Copy the records below exactly, leaving out every picture.
%%
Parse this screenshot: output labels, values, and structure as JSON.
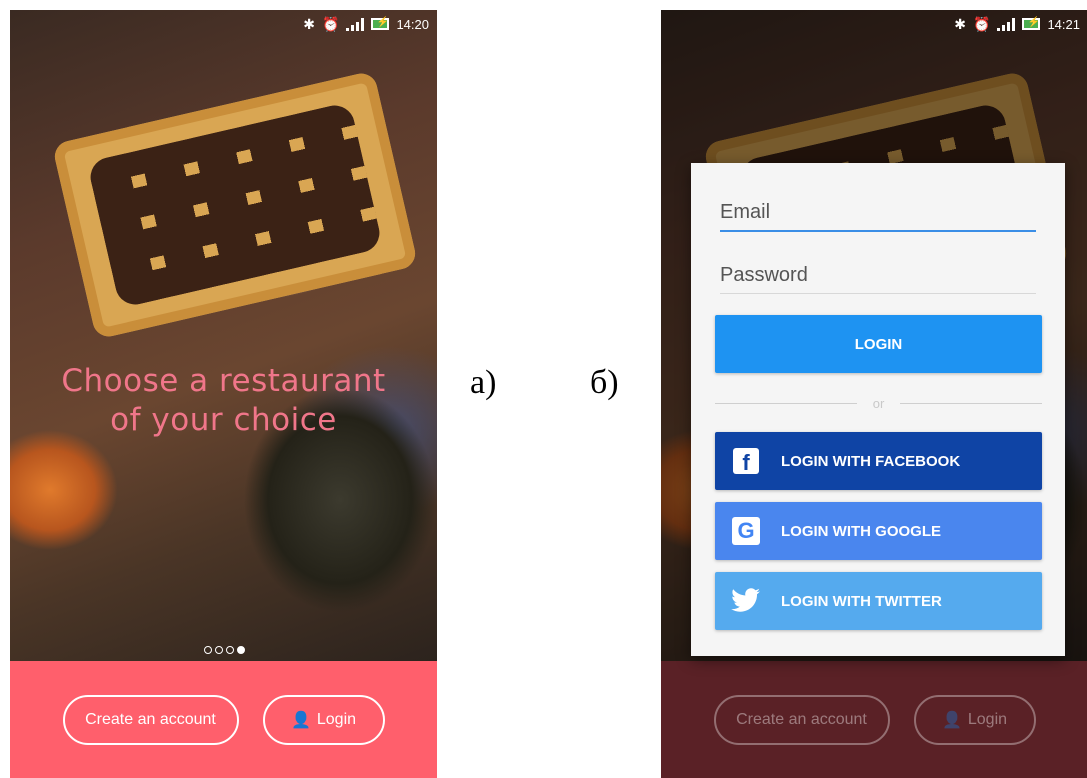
{
  "captions": {
    "a": "а)",
    "b": "б)"
  },
  "screen_a": {
    "status_time": "14:20",
    "tagline_line1": "Choose a restaurant",
    "tagline_line2": "of your choice",
    "carousel": {
      "total": 4,
      "active_index": 4
    },
    "create_account_label": "Create an account",
    "login_label": "Login"
  },
  "screen_b": {
    "status_time": "14:21",
    "email_placeholder": "Email",
    "password_placeholder": "Password",
    "login_button": "LOGIN",
    "divider_text": "or",
    "facebook_button": "LOGIN WITH FACEBOOK",
    "google_button": "LOGIN WITH GOOGLE",
    "twitter_button": "LOGIN WITH TWITTER",
    "create_account_label": "Create an account",
    "login_label": "Login"
  },
  "colors": {
    "accent_pink": "#ff5f6c",
    "tagline_pink": "#f0768a",
    "login_blue": "#1e93f2",
    "facebook": "#0f44a5",
    "google": "#4a86ee",
    "twitter": "#55aaee"
  },
  "icons": [
    "bluetooth-icon",
    "alarm-icon",
    "signal-icon",
    "battery-icon",
    "user-icon",
    "facebook-icon",
    "google-icon",
    "twitter-icon"
  ]
}
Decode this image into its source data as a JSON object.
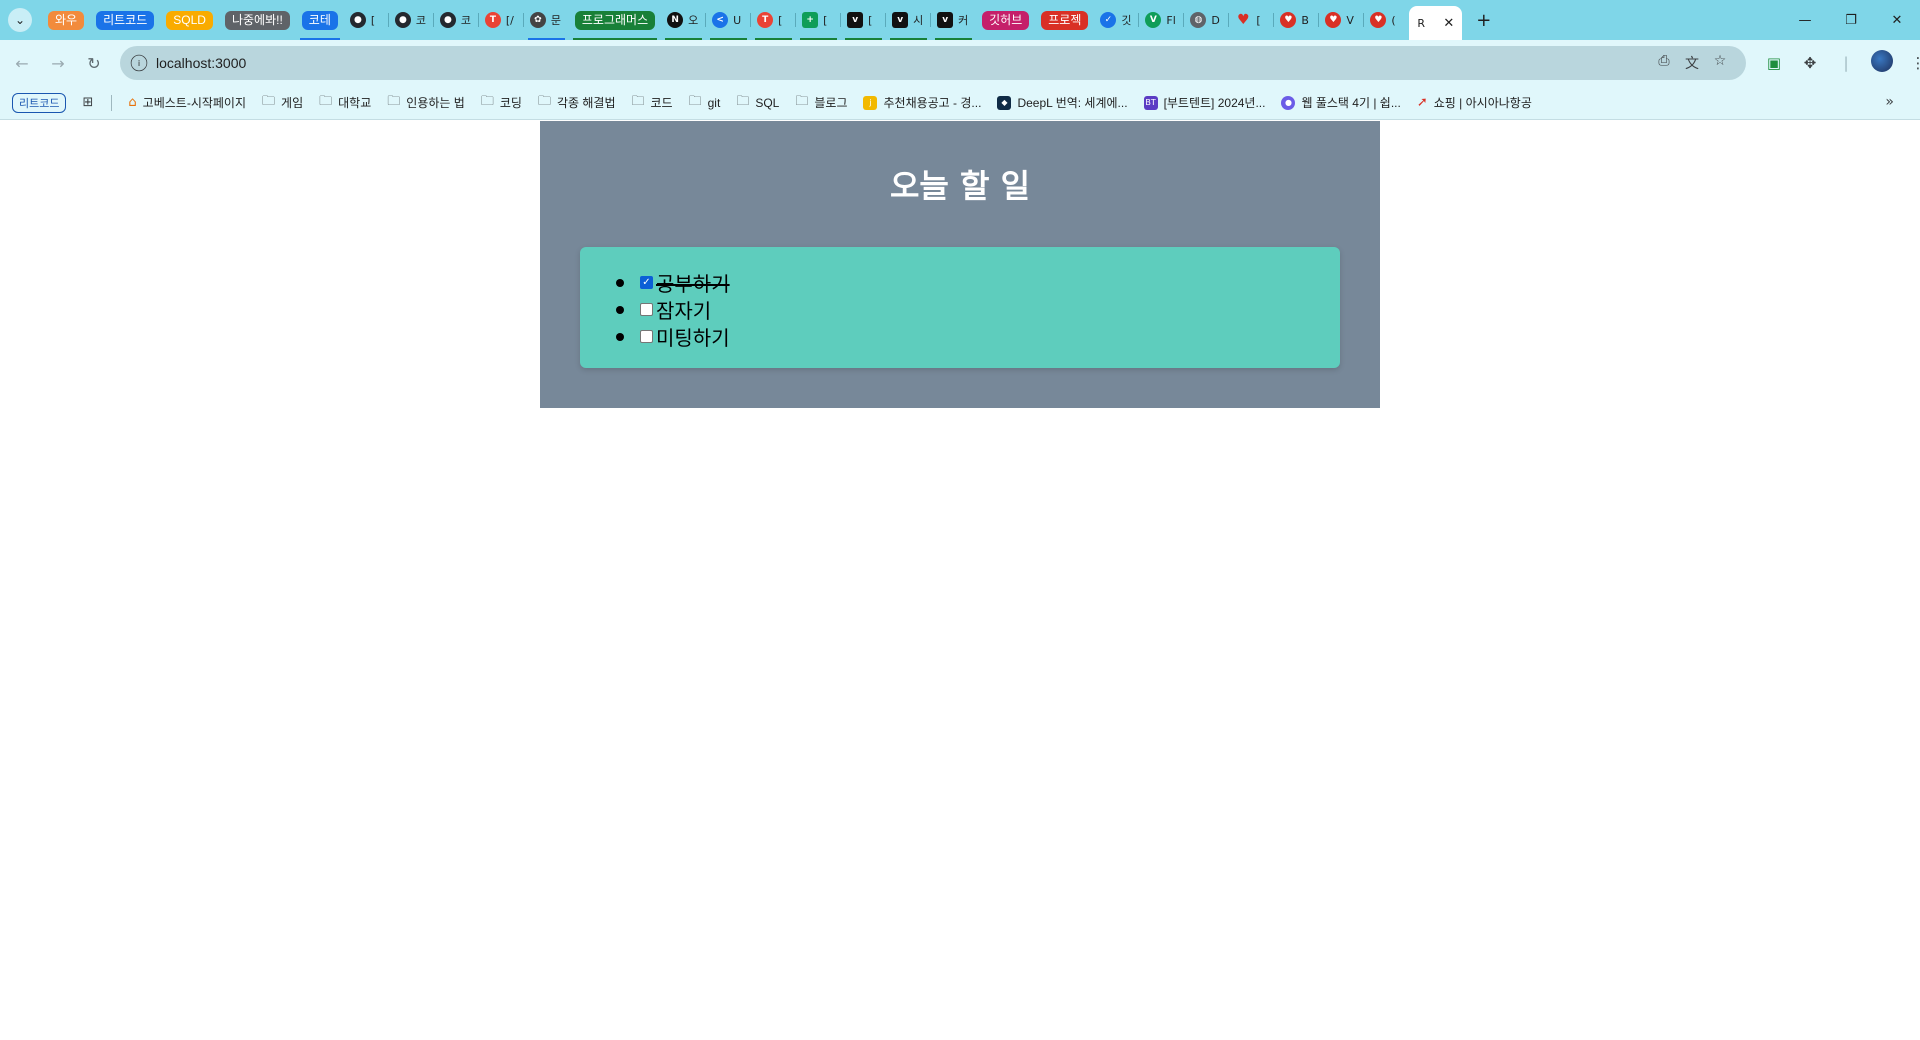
{
  "browser": {
    "tab_groups": [
      {
        "label": "와우",
        "color": "#f28b3c"
      },
      {
        "label": "리트코드",
        "color": "#1a73e8"
      },
      {
        "label": "SQLD",
        "color": "#f9ab00"
      },
      {
        "label": "나중에봐!!",
        "color": "#5f6368"
      },
      {
        "label": "코테",
        "color": "#1a73e8"
      }
    ],
    "tabs_a": [
      {
        "title": "[",
        "icon": "github-icon",
        "color": "#24292f"
      },
      {
        "title": "코",
        "icon": "github-icon",
        "color": "#24292f"
      },
      {
        "title": "코",
        "icon": "github-icon",
        "color": "#24292f"
      },
      {
        "title": "[/",
        "icon": "tomato-icon",
        "color": "#ea4335"
      },
      {
        "title": "문",
        "icon": "openai-icon",
        "color": "#444444"
      }
    ],
    "tab_group_2": {
      "label": "프로그래머스",
      "color": "#188038"
    },
    "tabs_b": [
      {
        "title": "오",
        "icon": "notion-icon",
        "color": "#111111"
      },
      {
        "title": "U",
        "icon": "share-icon",
        "color": "#1a73e8"
      },
      {
        "title": "[",
        "icon": "tomato-icon",
        "color": "#ea4335"
      },
      {
        "title": "[",
        "icon": "sheets-icon",
        "color": "#0f9d58"
      },
      {
        "title": "[",
        "icon": "velog-icon",
        "color": "#111111"
      },
      {
        "title": "시",
        "icon": "velog-icon",
        "color": "#111111"
      },
      {
        "title": "커",
        "icon": "velog-icon",
        "color": "#111111"
      }
    ],
    "tab_group_3": {
      "label": "깃허브",
      "color": "#c51f6a"
    },
    "tab_group_4": {
      "label": "프로젝",
      "color": "#d93025"
    },
    "tabs_c": [
      {
        "title": "깃",
        "icon": "check-icon",
        "color": "#1a73e8"
      },
      {
        "title": "Fl",
        "icon": "vue-icon",
        "color": "#0f9d58"
      },
      {
        "title": "D",
        "icon": "globe-icon",
        "color": "#5f6368"
      },
      {
        "title": "[",
        "icon": "heart-icon",
        "color": "#d93025"
      },
      {
        "title": "B",
        "icon": "shield-icon",
        "color": "#d93025"
      },
      {
        "title": "V",
        "icon": "shield-icon",
        "color": "#d93025"
      },
      {
        "title": "(",
        "icon": "shield-icon",
        "color": "#d93025"
      }
    ],
    "active_tab": {
      "title": "R"
    },
    "url": "localhost:3000",
    "bookmarks_chip": "리트코드",
    "bookmarks": [
      {
        "label": "고베스트-시작페이지",
        "icon": "gobest-icon"
      },
      {
        "label": "게임",
        "icon": "folder-icon"
      },
      {
        "label": "대학교",
        "icon": "folder-icon"
      },
      {
        "label": "인용하는 법",
        "icon": "folder-icon"
      },
      {
        "label": "코딩",
        "icon": "folder-icon"
      },
      {
        "label": "각종 해결법",
        "icon": "folder-icon"
      },
      {
        "label": "코드",
        "icon": "folder-icon"
      },
      {
        "label": "git",
        "icon": "folder-icon"
      },
      {
        "label": "SQL",
        "icon": "folder-icon"
      },
      {
        "label": "블로그",
        "icon": "folder-icon"
      },
      {
        "label": "추천채용공고 - 경...",
        "icon": "jobs-icon"
      },
      {
        "label": "DeepL 번역: 세계에...",
        "icon": "deepl-icon"
      },
      {
        "label": "[부트텐트] 2024년...",
        "icon": "boottent-icon"
      },
      {
        "label": "웹 풀스택 4기 | 쉽...",
        "icon": "course-icon"
      },
      {
        "label": "쇼핑 | 아시아나항공",
        "icon": "asiana-icon"
      }
    ]
  },
  "app": {
    "title": "오늘 할 일",
    "todos": [
      {
        "text": "공부하기",
        "done": true
      },
      {
        "text": "잠자기",
        "done": false
      },
      {
        "text": "미팅하기",
        "done": false
      }
    ]
  }
}
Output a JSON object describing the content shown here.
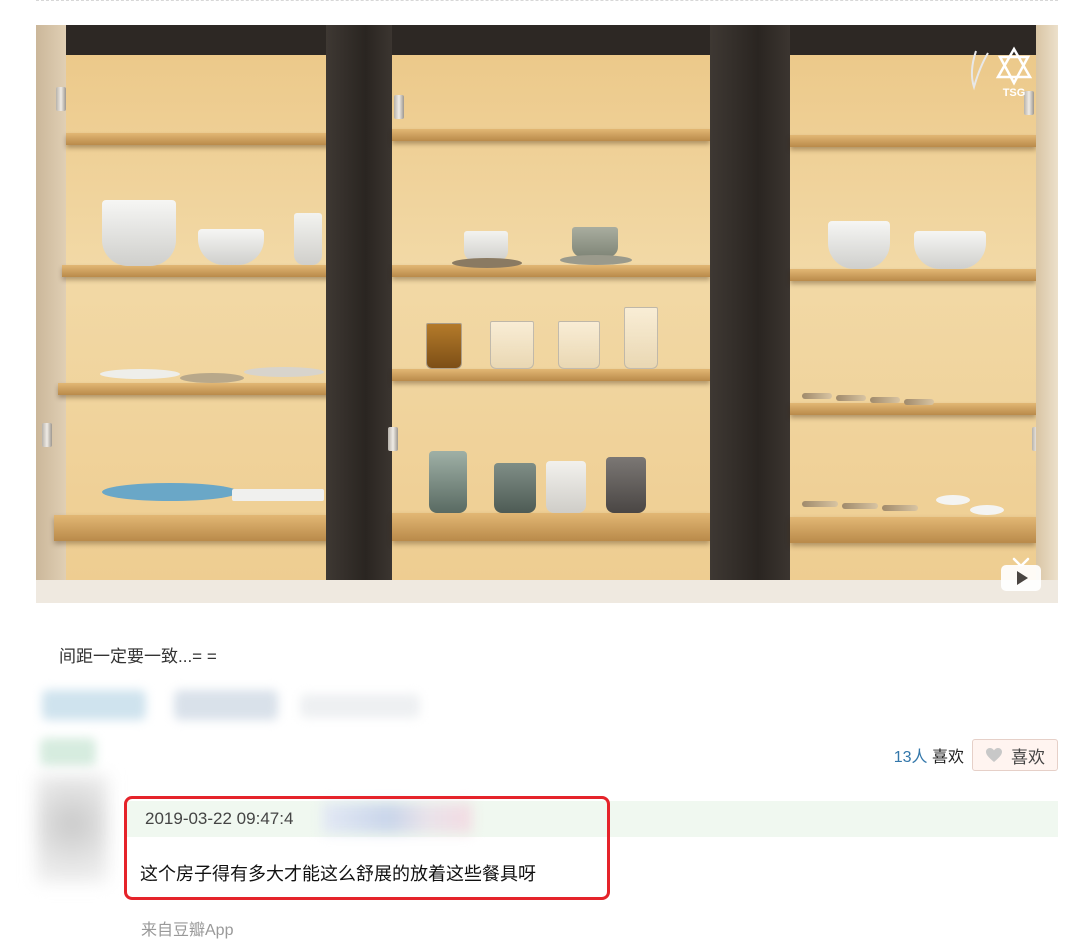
%%
EXERCISE RESPONSE
Parse this screenshot: output labels, values, and structure as JSON.
{
  "captions": {
    "a": "а)",
    "b": "б)"
  },
  "screen_a": {
    "status_time": "14:20",
    "tagline_line1": "Choose a restaurant",
    "tagline_line2": "of your choice",
    "carousel": {
      "total": 4,
      "active_index": 4
    },
    "create_account_label": "Create an account",
    "login_label": "Login"
  },
  "screen_b": {
    "status_time": "14:21",
    "email_placeholder": "Email",
    "password_placeholder": "Password",
    "login_button": "LOGIN",
    "divider_text": "or",
    "facebook_button": "LOGIN WITH FACEBOOK",
    "google_button": "LOGIN WITH GOOGLE",
    "twitter_button": "LOGIN WITH TWITTER",
    "create_account_label": "Create an account",
    "login_label": "Login"
  },
  "colors": {
    "accent_pink": "#ff5f6c",
    "tagline_pink": "#f0768a",
    "login_blue": "#1e93f2",
    "facebook": "#0f44a5",
    "google": "#4a86ee",
    "twitter": "#55aaee"
  },
  "icons": [
    "bluetooth-icon",
    "alarm-icon",
    "signal-icon",
    "battery-icon",
    "user-icon",
    "facebook-icon",
    "google-icon",
    "twitter-icon"
  ]
}
Decode this image into its source data as a JSON object.
{
  "browser": {
    "tab_groups": [
      {
        "label": "와우",
        "color": "#f28b3c"
      },
      {
        "label": "리트코드",
        "color": "#1a73e8"
      },
      {
        "label": "SQLD",
        "color": "#f9ab00"
      },
      {
        "label": "나중에봐!!",
        "color": "#5f6368"
      },
      {
        "label": "코테",
        "color": "#1a73e8"
      }
    ],
    "tabs_a": [
      {
        "title": "[",
        "icon": "github-icon",
        "color": "#24292f"
      },
      {
        "title": "코",
        "icon": "github-icon",
        "color": "#24292f"
      },
      {
        "title": "코",
        "icon": "github-icon",
        "color": "#24292f"
      },
      {
        "title": "[/",
        "icon": "tomato-icon",
        "color": "#ea4335"
      },
      {
        "title": "문",
        "icon": "openai-icon",
        "color": "#444444"
      }
    ],
    "tab_group_2": {
      "label": "프로그래머스",
      "color": "#188038"
    },
    "tabs_b": [
      {
        "title": "오",
        "icon": "notion-icon",
        "color": "#111111"
      },
      {
        "title": "U",
        "icon": "share-icon",
        "color": "#1a73e8"
      },
      {
        "title": "[",
        "icon": "tomato-icon",
        "color": "#ea4335"
      },
      {
        "title": "[",
        "icon": "sheets-icon",
        "color": "#0f9d58"
      },
      {
        "title": "[",
        "icon": "velog-icon",
        "color": "#111111"
      },
      {
        "title": "시",
        "icon": "velog-icon",
        "color": "#111111"
      },
      {
        "title": "커",
        "icon": "velog-icon",
        "color": "#111111"
      }
    ],
    "tab_group_3": {
      "label": "깃허브",
      "color": "#c51f6a"
    },
    "tab_group_4": {
      "label": "프로젝",
      "color": "#d93025"
    },
    "tabs_c": [
      {
        "title": "깃",
        "icon": "check-icon",
        "color": "#1a73e8"
      },
      {
        "title": "Fl",
        "icon": "vue-icon",
        "color": "#0f9d58"
      },
      {
        "title": "D",
        "icon": "globe-icon",
        "color": "#5f6368"
      },
      {
        "title": "[",
        "icon": "heart-icon",
        "color": "#d93025"
      },
      {
        "title": "B",
        "icon": "shield-icon",
        "color": "#d93025"
      },
      {
        "title": "V",
        "icon": "shield-icon",
        "color": "#d93025"
      },
      {
        "title": "(",
        "icon": "shield-icon",
        "color": "#d93025"
      }
    ],
    "active_tab": {
      "title": "R"
    },
    "url": "localhost:3000",
    "bookmarks_chip": "리트코드",
    "bookmarks": [
      {
        "label": "고베스트-시작페이지",
        "icon": "gobest-icon"
      },
      {
        "label": "게임",
        "icon": "folder-icon"
      },
      {
        "label": "대학교",
        "icon": "folder-icon"
      },
      {
        "label": "인용하는 법",
        "icon": "folder-icon"
      },
      {
        "label": "코딩",
        "icon": "folder-icon"
      },
      {
        "label": "각종 해결법",
        "icon": "folder-icon"
      },
      {
        "label": "코드",
        "icon": "folder-icon"
      },
      {
        "label": "git",
        "icon": "folder-icon"
      },
      {
        "label": "SQL",
        "icon": "folder-icon"
      },
      {
        "label": "블로그",
        "icon": "folder-icon"
      },
      {
        "label": "추천채용공고 - 경...",
        "icon": "jobs-icon"
      },
      {
        "label": "DeepL 번역: 세계에...",
        "icon": "deepl-icon"
      },
      {
        "label": "[부트텐트] 2024년...",
        "icon": "boottent-icon"
      },
      {
        "label": "웹 풀스택 4기 | 쉽...",
        "icon": "course-icon"
      },
      {
        "label": "쇼핑 | 아시아나항공",
        "icon": "asiana-icon"
      }
    ]
  },
  "app": {
    "title": "오늘 할 일",
    "todos": [
      {
        "text": "공부하기",
        "done": true
      },
      {
        "text": "잠자기",
        "done": false
      },
      {
        "text": "미팅하기",
        "done": false
      }
    ]
  }
}
Output a JSON object describing the content shown here.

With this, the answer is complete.